* Problem to solve *
Retype the whole listing below, character for character.

* Excerpted data *
↓↓↓

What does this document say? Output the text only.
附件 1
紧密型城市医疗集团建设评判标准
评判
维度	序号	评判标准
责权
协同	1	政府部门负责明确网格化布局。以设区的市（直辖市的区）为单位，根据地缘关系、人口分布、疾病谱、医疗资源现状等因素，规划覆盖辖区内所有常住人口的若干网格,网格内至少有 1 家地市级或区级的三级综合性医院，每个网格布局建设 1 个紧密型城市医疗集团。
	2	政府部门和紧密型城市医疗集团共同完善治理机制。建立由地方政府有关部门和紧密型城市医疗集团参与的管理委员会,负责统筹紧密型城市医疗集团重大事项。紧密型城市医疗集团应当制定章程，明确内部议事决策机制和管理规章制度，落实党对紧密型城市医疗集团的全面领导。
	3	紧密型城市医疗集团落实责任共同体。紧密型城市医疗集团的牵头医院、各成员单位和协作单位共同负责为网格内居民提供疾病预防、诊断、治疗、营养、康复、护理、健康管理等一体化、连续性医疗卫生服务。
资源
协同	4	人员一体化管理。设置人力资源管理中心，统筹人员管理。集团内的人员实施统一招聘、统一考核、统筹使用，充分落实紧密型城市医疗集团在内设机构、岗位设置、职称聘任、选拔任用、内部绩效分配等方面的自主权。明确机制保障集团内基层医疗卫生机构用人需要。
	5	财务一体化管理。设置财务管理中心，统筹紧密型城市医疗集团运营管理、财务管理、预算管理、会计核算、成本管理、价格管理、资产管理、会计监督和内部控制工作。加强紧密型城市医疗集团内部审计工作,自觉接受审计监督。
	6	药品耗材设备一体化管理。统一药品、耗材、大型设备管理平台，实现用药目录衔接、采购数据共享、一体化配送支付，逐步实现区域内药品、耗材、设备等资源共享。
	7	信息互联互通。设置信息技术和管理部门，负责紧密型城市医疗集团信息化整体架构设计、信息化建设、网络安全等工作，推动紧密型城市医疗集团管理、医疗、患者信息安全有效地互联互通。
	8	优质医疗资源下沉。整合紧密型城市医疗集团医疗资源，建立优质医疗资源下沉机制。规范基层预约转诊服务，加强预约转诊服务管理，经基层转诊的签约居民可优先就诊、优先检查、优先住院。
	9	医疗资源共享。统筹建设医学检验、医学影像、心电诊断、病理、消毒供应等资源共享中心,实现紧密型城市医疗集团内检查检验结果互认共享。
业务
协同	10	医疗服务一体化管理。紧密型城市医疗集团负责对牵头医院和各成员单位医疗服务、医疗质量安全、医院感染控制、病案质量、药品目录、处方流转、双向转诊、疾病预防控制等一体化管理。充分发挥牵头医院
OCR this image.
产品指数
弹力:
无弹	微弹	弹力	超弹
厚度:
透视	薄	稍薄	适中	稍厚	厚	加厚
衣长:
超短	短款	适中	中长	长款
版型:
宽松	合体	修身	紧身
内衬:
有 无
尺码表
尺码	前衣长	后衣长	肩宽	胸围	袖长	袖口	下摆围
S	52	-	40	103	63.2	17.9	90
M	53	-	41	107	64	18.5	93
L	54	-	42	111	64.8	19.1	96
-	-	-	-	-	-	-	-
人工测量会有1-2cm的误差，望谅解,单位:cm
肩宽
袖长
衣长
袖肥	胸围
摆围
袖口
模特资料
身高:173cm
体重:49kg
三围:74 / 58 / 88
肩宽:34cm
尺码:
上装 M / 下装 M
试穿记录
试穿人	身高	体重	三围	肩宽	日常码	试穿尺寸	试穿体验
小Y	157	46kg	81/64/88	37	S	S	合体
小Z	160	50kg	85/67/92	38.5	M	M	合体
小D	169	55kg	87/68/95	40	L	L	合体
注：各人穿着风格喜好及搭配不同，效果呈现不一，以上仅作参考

↑↑↑

* Solution for this exercise *
What does this document say? Output the text only.
附件 1
紧密型城市医疗集团建设评判标准
评判
维度	序号	评判标准
责权
协同	1	政府部门负责明确网格化布局。以设区的市（直辖市的区）为单位，根据地缘关系、人口分布、疾病谱、医疗资源现状等因素，规划覆盖辖区内所有常住人口的若干网格,网格内至少有 1 家地市级或区级的三级综合性医院，每个网格布局建设 1 个紧密型城市医疗集团。
	2	政府部门和紧密型城市医疗集团共同完善治理机制。建立由地方政府有关部门和紧密型城市医疗集团参与的管理委员会,负责统筹紧密型城市医疗集团重大事项。紧密型城市医疗集团应当制定章程，明确内部议事决策机制和管理规章制度，落实党对紧密型城市医疗集团的全面领导。
	3	紧密型城市医疗集团落实责任共同体。紧密型城市医疗集团的牵头医院、各成员单位和协作单位共同负责为网格内居民提供疾病预防、诊断、治疗、营养、康复、护理、健康管理等一体化、连续性医疗卫生服务。
资源
协同	4	人员一体化管理。设置人力资源管理中心，统筹人员管理。集团内的人员实施统一招聘、统一考核、统筹使用，充分落实紧密型城市医疗集团在内设机构、岗位设置、职称聘任、选拔任用、内部绩效分配等方面的自主权。明确机制保障集团内基层医疗卫生机构用人需要。
	5	财务一体化管理。设置财务管理中心，统筹紧密型城市医疗集团运营管理、财务管理、预算管理、会计核算、成本管理、价格管理、资产管理、会计监督和内部控制工作。加强紧密型城市医疗集团内部审计工作,自觉接受审计监督。
	6	药品耗材设备一体化管理。统一药品、耗材、大型设备管理平台，实现用药目录衔接、采购数据共享、一体化配送支付，逐步实现区域内药品、耗材、设备等资源共享。
	7	信息互联互通。设置信息技术和管理部门，负责紧密型城市医疗集团信息化整体架构设计、信息化建设、网络安全等工作，推动紧密型城市医疗集团管理、医疗、患者信息安全有效地互联互通。
	8	优质医疗资源下沉。整合紧密型城市医疗集团医疗资源，建立优质医疗资源下沉机制。规范基层预约转诊服务，加强预约转诊服务管理，经基层转诊的签约居民可优先就诊、优先检查、优先住院。
	9	医疗资源共享。统筹建设医学检验、医学影像、心电诊断、病理、消毒供应等资源共享中心,实现紧密型城市医疗集团内检查检验结果互认共享。
业务
协同	10	医疗服务一体化管理。紧密型城市医疗集团负责对牵头医院和各成员单位医疗服务、医疗质量安全、医院感染控制、病案质量、药品目录、处方流转、双向转诊、疾病预防控制等一体化管理。充分发挥牵头医院
OCR this image.
产品指数
弹力:
无弹	微弹	弹力	超弹
厚度:
透视	薄	稍薄	适中	稍厚	厚	加厚
衣长:
超短	短款	适中	中长	长款
版型:
宽松	合体	修身	紧身
内衬:
有 无
尺码表
尺码	前衣长	后衣长	肩宽	胸围	袖长	袖口	下摆围
S	52	-	40	103	63.2	17.9	90
M	53	-	41	107	64	18.5	93
L	54	-	42	111	64.8	19.1	96
-	-	-	-	-	-	-	-
人工测量会有1-2cm的误差，望谅解,单位:cm
肩宽
袖长
衣长
袖肥	胸围
摆围
袖口
模特资料
身高:173cm
体重:49kg
三围:74 / 58 / 88
肩宽:34cm
尺码:
上装 M / 下装 M
试穿记录
试穿人	身高	体重	三围	肩宽	日常码	试穿尺寸	试穿体验
小Y	157	46kg	81/64/88	37	S	S	合体
小Z	160	50kg	85/67/92	38.5	M	M	合体
小D	169	55kg	87/68/95	40	L	L	合体
注：各人穿着风格喜好及搭配不同，效果呈现不一，以上仅作参考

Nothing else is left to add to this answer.